The rhinoceros has been around for 50 million years and today just five species remain. One of these species is the white rhino, found in grasslands in Africa’s bushveld (suptropical woodland) savannah.
What makes a white rhino?
- Both males and females of the species have two horns, with the longest at the front. These are used in defence against rival rhinos and predators.
- The broad square-shaped upper lip comes in handy for cropping large quantities of grasses.
- The white rhino has a pronounced shoulder hump of muscle and a thick neck to support its massive head, which is lowered for grazing for much of the day.
- Don’t be fooled by the name – a white rhino’s nearly hairless skin is slate-grey to yellow-brown in colour, not white.
- The largest rhinoceros species, a male white rhino weighs in at 2.3 tonnes and reaches 3.7-4 metres from head to tail, while females are slightly smaller at 1.7 tonnes and 3.4-3.65 metres in length.
Look out for these distinguishing features in our white rhino herd when you visit ZSL Whipsnade Zoo.

Information provided
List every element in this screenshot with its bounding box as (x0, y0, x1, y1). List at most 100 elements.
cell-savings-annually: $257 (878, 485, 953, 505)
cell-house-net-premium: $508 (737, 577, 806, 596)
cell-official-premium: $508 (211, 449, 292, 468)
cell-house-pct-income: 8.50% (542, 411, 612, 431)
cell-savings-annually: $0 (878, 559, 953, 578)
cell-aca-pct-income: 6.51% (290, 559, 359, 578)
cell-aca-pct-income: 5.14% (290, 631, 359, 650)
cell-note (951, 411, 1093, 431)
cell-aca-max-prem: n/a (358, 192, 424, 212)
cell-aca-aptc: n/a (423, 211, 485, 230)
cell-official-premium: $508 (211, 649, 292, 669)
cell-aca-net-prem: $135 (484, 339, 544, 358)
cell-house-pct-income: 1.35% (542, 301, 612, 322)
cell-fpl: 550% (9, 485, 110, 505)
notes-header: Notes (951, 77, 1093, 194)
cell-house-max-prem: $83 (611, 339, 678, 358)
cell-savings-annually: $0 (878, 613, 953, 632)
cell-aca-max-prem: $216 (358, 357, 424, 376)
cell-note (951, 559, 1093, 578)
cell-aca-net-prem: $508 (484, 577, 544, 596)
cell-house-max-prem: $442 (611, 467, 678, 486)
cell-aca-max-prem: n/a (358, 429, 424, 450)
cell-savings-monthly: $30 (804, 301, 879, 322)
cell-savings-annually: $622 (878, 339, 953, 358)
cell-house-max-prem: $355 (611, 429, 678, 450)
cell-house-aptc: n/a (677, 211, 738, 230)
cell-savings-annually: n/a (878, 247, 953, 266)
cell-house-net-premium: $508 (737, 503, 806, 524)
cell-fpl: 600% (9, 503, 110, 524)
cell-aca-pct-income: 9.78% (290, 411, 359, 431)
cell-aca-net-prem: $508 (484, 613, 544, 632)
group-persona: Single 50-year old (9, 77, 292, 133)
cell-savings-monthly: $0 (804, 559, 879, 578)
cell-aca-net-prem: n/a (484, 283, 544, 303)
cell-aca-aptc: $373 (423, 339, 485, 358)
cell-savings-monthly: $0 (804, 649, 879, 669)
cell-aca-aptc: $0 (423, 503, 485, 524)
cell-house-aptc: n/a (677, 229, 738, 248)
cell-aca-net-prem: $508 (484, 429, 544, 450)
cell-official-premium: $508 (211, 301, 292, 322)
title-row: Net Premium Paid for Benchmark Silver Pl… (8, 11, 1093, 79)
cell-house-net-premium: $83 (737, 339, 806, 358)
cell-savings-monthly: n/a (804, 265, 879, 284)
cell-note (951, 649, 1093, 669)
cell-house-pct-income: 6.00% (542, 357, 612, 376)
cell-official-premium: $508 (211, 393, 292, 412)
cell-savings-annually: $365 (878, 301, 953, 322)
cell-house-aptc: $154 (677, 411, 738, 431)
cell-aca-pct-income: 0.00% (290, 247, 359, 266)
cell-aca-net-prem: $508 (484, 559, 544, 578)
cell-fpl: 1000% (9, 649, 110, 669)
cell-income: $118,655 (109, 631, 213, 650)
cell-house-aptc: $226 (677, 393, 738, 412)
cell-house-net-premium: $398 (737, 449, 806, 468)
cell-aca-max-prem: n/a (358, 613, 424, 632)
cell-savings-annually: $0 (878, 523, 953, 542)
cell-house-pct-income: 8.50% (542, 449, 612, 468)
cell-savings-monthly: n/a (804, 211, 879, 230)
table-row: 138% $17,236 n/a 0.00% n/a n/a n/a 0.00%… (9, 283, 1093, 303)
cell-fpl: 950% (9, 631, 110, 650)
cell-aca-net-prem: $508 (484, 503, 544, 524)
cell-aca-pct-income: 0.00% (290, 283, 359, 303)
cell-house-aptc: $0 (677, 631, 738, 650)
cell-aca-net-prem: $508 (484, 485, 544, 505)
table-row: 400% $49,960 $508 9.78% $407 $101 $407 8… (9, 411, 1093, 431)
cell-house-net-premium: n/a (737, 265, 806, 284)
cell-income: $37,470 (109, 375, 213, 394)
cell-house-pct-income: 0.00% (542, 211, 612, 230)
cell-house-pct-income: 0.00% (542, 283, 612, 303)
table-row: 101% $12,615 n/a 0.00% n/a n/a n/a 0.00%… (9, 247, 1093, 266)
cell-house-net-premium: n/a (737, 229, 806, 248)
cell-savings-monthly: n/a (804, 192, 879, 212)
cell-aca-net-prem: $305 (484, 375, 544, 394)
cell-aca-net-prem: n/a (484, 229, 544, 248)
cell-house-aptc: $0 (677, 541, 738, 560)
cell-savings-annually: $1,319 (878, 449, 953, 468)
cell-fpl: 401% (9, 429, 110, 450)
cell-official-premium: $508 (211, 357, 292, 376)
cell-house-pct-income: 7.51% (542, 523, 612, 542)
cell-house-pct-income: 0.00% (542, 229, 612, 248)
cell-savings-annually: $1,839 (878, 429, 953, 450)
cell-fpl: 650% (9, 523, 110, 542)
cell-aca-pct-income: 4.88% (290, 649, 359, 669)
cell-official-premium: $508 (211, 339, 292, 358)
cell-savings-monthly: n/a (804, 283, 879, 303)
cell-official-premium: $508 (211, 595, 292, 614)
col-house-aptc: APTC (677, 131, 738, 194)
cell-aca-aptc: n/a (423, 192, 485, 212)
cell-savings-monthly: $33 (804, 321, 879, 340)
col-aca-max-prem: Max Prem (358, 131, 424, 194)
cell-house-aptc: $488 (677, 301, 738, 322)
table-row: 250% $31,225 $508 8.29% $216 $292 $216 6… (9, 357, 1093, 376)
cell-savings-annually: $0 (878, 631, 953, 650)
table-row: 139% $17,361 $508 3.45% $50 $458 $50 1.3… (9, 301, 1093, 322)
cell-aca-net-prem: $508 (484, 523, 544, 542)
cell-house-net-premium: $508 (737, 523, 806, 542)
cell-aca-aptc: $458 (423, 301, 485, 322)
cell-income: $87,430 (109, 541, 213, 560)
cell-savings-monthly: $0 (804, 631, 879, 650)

Problem set
a) Render the sentence "The broad square-shaped upper lip comes in handy for cropping large quantities of grasses." from the white rhino text in Spanish.
b) Take the white rhino text further, continuing after its final sentence.
The rows are separate material and do not belong to the white rhino text.

Answers to the tasks
a) El labio superior, ancho y de forma cuadrada, resulta muy útil para cortar grandes cantidades de hierba.

b)
Rhinos under threat
Rhino horns are made of densely packed, tiny tubes of keratin (a protein that fingernails and hair are made of). And, like nails and hair, they grow back if they are cut off. The dark core of the horn is strengthened by calcium and melanin. The horns are used in traditional medicine in Asia and also to make dagger handles in the Middle East, and poaching for rhino horn is a huge problem.
Rhino horn is worth more, by weight, than either gold or diamonds. In recent years the impact of illicit wildlife trade (IWT) on species like the rhino has reached unprecedented levels.
ZSL is working to tackle to illegal willdife trade. Our conservation teams use community engagement, patrol techniques, training and technology to protect rhinos and tackle wildlife crime.